Data excerpts:
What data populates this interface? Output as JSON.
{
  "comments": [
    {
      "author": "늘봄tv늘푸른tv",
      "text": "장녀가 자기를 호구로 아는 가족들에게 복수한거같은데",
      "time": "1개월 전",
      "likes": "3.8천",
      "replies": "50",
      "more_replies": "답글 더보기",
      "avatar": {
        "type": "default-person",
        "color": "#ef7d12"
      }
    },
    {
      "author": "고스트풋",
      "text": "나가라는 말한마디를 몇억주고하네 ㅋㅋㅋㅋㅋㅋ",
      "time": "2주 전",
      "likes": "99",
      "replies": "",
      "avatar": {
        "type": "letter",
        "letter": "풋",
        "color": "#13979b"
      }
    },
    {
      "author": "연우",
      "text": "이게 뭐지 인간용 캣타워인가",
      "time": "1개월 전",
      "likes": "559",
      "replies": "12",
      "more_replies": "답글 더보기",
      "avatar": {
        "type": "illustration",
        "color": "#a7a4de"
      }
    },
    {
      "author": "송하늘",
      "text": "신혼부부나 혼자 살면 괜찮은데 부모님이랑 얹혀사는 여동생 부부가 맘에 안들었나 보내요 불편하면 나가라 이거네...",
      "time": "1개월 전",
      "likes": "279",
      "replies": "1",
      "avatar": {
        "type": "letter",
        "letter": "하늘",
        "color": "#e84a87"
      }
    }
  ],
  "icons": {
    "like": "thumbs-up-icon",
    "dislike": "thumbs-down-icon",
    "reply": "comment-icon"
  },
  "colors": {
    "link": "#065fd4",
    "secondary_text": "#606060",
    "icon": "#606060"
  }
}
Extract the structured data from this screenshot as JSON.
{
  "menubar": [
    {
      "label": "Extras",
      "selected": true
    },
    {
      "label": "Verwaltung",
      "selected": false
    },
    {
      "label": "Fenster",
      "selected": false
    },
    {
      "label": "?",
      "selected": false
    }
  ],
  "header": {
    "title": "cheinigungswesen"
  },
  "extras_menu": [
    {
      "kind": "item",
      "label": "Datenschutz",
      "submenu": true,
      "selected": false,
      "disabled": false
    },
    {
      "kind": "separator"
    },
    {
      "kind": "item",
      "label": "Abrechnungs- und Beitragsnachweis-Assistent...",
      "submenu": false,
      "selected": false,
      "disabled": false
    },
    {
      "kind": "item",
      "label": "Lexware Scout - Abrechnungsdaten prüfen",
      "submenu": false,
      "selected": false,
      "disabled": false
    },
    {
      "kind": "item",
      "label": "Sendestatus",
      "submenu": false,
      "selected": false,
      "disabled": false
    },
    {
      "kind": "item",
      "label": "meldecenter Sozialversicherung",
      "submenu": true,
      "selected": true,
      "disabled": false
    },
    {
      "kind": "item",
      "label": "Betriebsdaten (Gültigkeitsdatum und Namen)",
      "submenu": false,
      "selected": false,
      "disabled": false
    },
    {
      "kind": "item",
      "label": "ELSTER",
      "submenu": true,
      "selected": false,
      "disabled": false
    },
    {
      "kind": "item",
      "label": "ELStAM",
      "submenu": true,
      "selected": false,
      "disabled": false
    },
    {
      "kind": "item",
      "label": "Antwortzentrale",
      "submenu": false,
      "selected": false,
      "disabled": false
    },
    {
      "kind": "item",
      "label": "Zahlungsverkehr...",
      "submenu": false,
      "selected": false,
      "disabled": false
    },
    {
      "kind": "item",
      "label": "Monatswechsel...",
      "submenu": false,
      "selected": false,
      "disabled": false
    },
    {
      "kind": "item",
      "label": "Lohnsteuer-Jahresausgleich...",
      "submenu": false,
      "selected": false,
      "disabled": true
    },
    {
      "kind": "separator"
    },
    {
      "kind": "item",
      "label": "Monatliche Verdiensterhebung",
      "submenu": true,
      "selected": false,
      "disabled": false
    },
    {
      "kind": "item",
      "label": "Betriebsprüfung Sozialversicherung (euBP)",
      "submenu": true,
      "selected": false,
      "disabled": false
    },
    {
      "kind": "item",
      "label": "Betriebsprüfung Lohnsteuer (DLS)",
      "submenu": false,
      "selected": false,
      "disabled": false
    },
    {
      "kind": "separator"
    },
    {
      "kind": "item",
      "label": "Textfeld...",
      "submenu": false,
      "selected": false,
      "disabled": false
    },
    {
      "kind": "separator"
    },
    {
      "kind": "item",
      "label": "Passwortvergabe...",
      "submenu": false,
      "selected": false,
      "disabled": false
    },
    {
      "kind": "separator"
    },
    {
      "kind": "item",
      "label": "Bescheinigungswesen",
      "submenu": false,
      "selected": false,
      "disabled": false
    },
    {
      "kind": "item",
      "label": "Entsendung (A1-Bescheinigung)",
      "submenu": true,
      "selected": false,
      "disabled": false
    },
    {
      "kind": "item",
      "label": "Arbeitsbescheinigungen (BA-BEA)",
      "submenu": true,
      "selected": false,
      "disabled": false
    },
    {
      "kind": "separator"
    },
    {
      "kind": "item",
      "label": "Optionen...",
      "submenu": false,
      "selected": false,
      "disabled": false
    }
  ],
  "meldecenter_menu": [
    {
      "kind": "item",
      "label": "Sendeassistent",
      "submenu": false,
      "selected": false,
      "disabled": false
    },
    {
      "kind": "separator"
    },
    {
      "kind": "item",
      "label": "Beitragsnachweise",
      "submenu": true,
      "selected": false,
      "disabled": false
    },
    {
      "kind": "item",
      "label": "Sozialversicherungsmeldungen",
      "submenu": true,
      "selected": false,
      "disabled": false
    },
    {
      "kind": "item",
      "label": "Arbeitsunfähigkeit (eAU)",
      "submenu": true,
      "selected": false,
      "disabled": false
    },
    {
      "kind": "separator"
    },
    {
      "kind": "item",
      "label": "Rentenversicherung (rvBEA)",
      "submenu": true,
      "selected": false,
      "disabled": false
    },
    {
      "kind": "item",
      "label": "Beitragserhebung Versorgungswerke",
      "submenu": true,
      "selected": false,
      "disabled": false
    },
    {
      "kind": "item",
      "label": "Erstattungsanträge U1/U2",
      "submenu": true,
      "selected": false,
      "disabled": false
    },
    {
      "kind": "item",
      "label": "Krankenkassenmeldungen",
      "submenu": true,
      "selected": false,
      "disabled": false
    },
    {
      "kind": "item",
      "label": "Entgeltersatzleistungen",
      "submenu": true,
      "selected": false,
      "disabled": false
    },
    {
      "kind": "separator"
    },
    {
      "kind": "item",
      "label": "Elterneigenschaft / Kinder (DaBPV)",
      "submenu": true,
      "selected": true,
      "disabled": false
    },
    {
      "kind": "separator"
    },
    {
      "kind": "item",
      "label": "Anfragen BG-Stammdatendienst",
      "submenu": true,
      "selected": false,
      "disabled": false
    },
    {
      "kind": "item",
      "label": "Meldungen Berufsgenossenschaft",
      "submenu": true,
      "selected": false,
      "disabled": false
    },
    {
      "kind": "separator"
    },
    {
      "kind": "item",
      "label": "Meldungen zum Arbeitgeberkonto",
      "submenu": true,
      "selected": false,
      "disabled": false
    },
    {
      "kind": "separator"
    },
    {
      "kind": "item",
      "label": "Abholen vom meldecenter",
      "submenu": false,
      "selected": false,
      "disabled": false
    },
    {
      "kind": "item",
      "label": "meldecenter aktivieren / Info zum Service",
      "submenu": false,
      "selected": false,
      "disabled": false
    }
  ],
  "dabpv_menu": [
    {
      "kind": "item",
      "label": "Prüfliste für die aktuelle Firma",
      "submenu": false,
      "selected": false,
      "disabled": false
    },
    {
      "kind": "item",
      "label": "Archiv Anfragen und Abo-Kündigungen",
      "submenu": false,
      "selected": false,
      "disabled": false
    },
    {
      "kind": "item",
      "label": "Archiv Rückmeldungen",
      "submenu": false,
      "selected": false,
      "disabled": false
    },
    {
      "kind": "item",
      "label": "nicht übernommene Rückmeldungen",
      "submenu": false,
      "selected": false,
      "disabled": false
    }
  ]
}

■ **DIRECTIONS FOR THIS TASK**: Identify every line where the string "JSON" appears.

■ **RESULT OF THIS EXERCISE**:
What data populates this interface? Output as JSON.
Extract the structured data from this screenshot as JSON.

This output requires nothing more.